Exercise brief: Every entry below should be transcribed exactly; pictures stay out of the copy.

START

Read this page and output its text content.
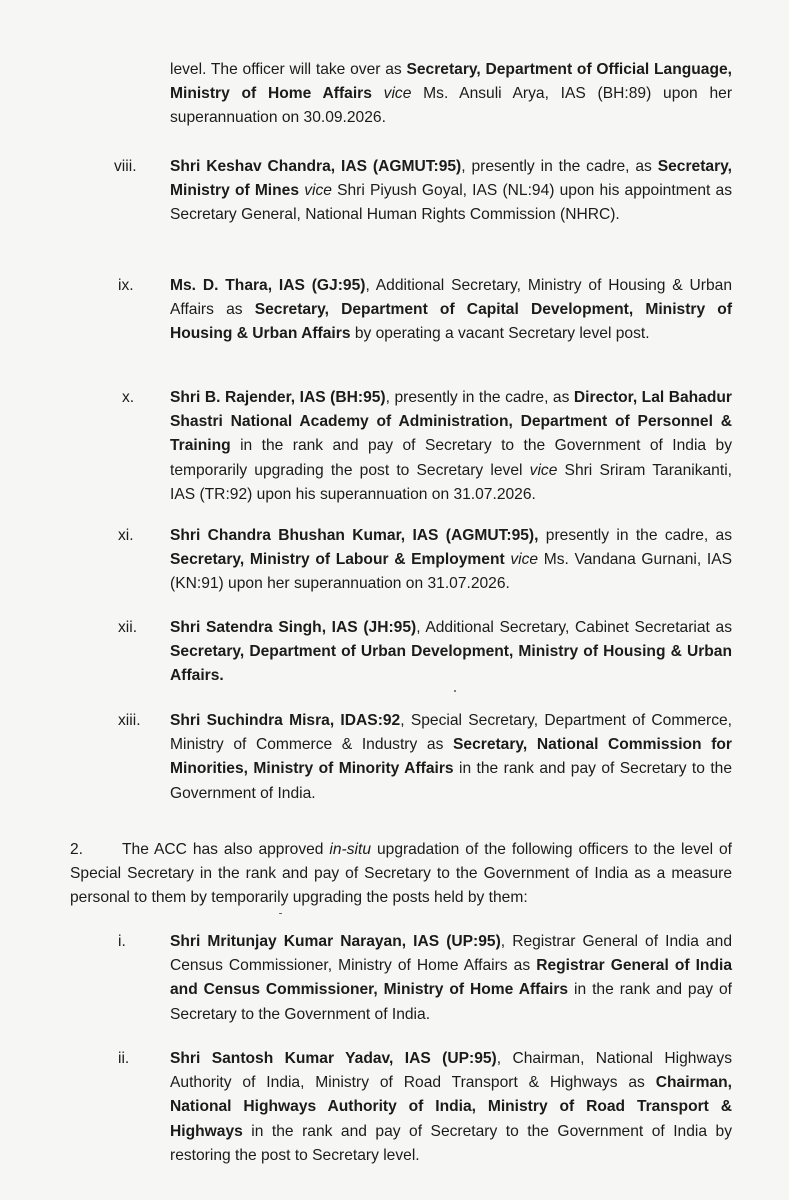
level. The officer will take over as Secretary, Department of Official Language, Ministry of Home Affairs vice Ms. Ansuli Arya, IAS (BH:89) upon her superannuation on 30.09.2026.

viii. Shri Keshav Chandra, IAS (AGMUT:95), presently in the cadre, as Secretary, Ministry of Mines vice Shri Piyush Goyal, IAS (NL:94) upon his appointment as Secretary General, National Human Rights Commission (NHRC).

ix. Ms. D. Thara, IAS (GJ:95), Additional Secretary, Ministry of Housing & Urban Affairs as Secretary, Department of Capital Development, Ministry of Housing & Urban Affairs by operating a vacant Secretary level post.

x. Shri B. Rajender, IAS (BH:95), presently in the cadre, as Director, Lal Bahadur Shastri National Academy of Administration, Department of Personnel & Training in the rank and pay of Secretary to the Government of India by temporarily upgrading the post to Secretary level vice Shri Sriram Taranikanti, IAS (TR:92) upon his superannuation on 31.07.2026.

xi. Shri Chandra Bhushan Kumar, IAS (AGMUT:95), presently in the cadre, as Secretary, Ministry of Labour & Employment vice Ms. Vandana Gurnani, IAS (KN:91) upon her superannuation on 31.07.2026.

xii. Shri Satendra Singh, IAS (JH:95), Additional Secretary, Cabinet Secretariat as Secretary, Department of Urban Development, Ministry of Housing & Urban Affairs.

xiii. Shri Suchindra Misra, IDAS:92, Special Secretary, Department of Commerce, Ministry of Commerce & Industry as Secretary, National Commission for Minorities, Ministry of Minority Affairs in the rank and pay of Secretary to the Government of India.

2. The ACC has also approved in-situ upgradation of the following officers to the level of Special Secretary in the rank and pay of Secretary to the Government of India as a measure personal to them by temporarily upgrading the posts held by them:

i.	Shri Mritunjay Kumar Narayan, IAS (UP:95), Registrar General of India and Census Commissioner, Ministry of Home Affairs as Registrar General of India and Census Commissioner, Ministry of Home Affairs in the rank and pay of Secretary to the Government of India.

ii.	Shri Santosh Kumar Yadav, IAS (UP:95), Chairman, National Highways Authority of India, Ministry of Road Transport & Highways as Chairman, National Highways Authority of India, Ministry of Road Transport & Highways in the rank and pay of Secretary to the Government of India by restoring the post to Secretary level.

END

Exercise output:
Read this page and output its text content.
level. The officer will take over as Secretary, Department of Official Language, Ministry of Home Affairs vice Ms. Ansuli Arya, IAS (BH:89) upon her superannuation on 30.09.2026.

viii. Shri Keshav Chandra, IAS (AGMUT:95), presently in the cadre, as Secretary, Ministry of Mines vice Shri Piyush Goyal, IAS (NL:94) upon his appointment as Secretary General, National Human Rights Commission (NHRC).

ix. Ms. D. Thara, IAS (GJ:95), Additional Secretary, Ministry of Housing & Urban Affairs as Secretary, Department of Capital Development, Ministry of Housing & Urban Affairs by operating a vacant Secretary level post.

x. Shri B. Rajender, IAS (BH:95), presently in the cadre, as Director, Lal Bahadur Shastri National Academy of Administration, Department of Personnel & Training in the rank and pay of Secretary to the Government of India by temporarily upgrading the post to Secretary level vice Shri Sriram Taranikanti, IAS (TR:92) upon his superannuation on 31.07.2026.

xi. Shri Chandra Bhushan Kumar, IAS (AGMUT:95), presently in the cadre, as Secretary, Ministry of Labour & Employment vice Ms. Vandana Gurnani, IAS (KN:91) upon her superannuation on 31.07.2026.

xii. Shri Satendra Singh, IAS (JH:95), Additional Secretary, Cabinet Secretariat as Secretary, Department of Urban Development, Ministry of Housing & Urban Affairs.

xiii. Shri Suchindra Misra, IDAS:92, Special Secretary, Department of Commerce, Ministry of Commerce & Industry as Secretary, National Commission for Minorities, Ministry of Minority Affairs in the rank and pay of Secretary to the Government of India.

2. The ACC has also approved in-situ upgradation of the following officers to the level of Special Secretary in the rank and pay of Secretary to the Government of India as a measure personal to them by temporarily upgrading the posts held by them:

i.	Shri Mritunjay Kumar Narayan, IAS (UP:95), Registrar General of India and Census Commissioner, Ministry of Home Affairs as Registrar General of India and Census Commissioner, Ministry of Home Affairs in the rank and pay of Secretary to the Government of India.

ii.	Shri Santosh Kumar Yadav, IAS (UP:95), Chairman, National Highways Authority of India, Ministry of Road Transport & Highways as Chairman, National Highways Authority of India, Ministry of Road Transport & Highways in the rank and pay of Secretary to the Government of India by restoring the post to Secretary level.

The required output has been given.